Pull out each line of the entries below that contains the string "panel", matching case exactly.

-- START INFORMATION SHOWN --

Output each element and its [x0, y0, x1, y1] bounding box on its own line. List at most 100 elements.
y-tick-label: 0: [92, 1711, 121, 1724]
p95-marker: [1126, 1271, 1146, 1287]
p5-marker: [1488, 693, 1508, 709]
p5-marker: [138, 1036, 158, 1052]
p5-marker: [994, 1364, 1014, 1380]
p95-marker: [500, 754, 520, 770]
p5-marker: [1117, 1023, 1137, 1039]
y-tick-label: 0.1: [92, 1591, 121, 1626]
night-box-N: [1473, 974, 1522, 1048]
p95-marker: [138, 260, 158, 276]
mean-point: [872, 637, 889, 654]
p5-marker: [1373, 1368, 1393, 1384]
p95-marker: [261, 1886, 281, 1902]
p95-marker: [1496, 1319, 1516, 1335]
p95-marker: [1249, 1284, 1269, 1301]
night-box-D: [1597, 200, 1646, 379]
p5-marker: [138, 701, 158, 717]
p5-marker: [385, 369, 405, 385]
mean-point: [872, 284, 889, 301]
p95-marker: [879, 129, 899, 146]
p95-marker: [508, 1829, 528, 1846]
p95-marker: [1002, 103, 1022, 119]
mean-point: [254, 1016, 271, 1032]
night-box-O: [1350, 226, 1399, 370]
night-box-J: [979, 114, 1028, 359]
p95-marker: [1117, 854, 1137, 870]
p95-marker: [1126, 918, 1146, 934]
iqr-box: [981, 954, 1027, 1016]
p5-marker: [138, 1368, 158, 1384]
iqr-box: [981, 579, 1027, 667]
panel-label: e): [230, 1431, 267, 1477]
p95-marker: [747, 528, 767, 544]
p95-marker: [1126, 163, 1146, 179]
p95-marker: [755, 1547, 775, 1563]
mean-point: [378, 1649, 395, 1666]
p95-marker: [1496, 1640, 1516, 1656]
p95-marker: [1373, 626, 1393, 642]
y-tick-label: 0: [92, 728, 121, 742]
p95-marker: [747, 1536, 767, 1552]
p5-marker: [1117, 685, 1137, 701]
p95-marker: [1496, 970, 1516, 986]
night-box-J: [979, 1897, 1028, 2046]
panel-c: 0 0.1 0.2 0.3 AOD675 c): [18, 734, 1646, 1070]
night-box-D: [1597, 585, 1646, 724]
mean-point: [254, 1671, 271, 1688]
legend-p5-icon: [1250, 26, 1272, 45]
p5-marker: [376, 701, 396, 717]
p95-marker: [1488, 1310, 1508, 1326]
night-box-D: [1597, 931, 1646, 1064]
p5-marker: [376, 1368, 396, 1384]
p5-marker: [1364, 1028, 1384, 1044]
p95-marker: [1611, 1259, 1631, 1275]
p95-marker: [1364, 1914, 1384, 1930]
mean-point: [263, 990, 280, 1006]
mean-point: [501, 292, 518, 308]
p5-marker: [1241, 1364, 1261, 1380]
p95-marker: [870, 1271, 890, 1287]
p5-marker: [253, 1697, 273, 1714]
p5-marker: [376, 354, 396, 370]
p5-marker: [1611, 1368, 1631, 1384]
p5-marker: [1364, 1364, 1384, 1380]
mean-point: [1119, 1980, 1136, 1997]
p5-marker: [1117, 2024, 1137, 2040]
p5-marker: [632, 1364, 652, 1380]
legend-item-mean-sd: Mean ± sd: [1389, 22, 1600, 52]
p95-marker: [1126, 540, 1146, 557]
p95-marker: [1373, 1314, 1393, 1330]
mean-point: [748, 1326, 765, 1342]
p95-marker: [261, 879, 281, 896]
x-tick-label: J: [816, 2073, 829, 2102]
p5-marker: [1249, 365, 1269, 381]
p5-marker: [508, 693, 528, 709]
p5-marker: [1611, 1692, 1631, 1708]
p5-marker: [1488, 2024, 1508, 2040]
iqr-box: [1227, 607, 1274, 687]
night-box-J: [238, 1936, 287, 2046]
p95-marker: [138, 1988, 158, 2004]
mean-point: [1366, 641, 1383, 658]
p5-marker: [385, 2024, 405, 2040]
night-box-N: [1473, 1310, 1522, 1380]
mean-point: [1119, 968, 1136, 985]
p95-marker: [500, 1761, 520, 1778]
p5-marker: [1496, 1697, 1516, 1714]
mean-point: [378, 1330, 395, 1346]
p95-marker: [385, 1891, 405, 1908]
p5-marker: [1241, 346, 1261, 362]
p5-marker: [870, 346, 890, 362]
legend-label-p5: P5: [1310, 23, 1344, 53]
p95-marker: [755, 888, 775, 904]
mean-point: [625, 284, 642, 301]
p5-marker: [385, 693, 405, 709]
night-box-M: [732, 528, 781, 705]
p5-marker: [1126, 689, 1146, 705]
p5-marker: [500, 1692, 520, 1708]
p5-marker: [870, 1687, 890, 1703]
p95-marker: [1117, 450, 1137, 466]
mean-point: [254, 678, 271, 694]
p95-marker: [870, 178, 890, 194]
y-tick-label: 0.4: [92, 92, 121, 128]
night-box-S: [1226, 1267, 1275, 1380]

-- END INFORMATION SHOWN --

* REPLY *
panel-label: e): [230, 1431, 267, 1477]
panel-c: 0 0.1 0.2 0.3 AOD675 c): [18, 734, 1646, 1070]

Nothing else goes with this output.